__STATED PROBLEM__
Locate all lines with the word "Motivation". Copy them.

__STORED DATA__
▼▼▼

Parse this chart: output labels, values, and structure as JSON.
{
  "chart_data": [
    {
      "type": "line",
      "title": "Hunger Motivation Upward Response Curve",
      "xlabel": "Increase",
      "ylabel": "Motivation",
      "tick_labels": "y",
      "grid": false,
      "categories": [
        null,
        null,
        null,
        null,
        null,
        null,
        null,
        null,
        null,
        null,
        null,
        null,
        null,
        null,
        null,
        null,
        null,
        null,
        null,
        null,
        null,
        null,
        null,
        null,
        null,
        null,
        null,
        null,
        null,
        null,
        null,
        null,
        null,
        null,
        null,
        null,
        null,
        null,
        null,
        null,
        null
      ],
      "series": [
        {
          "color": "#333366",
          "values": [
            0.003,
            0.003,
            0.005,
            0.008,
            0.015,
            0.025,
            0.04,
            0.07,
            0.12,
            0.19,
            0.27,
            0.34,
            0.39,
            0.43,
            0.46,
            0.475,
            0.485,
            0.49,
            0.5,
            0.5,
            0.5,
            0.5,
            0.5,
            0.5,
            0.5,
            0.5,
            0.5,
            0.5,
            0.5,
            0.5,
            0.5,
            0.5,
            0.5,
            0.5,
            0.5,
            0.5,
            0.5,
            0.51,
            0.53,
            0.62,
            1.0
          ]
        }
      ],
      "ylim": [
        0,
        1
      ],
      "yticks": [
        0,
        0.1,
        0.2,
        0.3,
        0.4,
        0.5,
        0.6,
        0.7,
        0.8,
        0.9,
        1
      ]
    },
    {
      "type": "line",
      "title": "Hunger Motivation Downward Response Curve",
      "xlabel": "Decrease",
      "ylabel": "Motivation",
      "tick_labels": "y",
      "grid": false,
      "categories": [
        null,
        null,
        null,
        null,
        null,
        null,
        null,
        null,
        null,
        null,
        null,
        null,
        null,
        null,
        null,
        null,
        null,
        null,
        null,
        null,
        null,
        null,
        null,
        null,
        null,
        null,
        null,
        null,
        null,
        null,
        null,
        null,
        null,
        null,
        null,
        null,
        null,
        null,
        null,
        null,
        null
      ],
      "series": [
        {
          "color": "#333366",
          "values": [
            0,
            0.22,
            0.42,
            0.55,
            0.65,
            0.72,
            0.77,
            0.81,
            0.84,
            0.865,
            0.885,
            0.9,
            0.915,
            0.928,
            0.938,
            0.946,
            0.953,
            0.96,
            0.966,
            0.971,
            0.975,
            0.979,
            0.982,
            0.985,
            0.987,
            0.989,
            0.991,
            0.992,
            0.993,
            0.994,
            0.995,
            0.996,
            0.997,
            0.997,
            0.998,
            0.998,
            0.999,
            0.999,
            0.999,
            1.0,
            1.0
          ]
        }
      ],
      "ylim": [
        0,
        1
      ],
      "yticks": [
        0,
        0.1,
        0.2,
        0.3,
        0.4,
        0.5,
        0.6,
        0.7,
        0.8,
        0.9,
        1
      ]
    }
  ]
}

▲▲▲

__THE RESPONSE__
      "title": "Hunger Motivation Upward Response Curve",
      "ylabel": "Motivation",
      "title": "Hunger Motivation Downward Response Curve",
      "ylabel": "Motivation",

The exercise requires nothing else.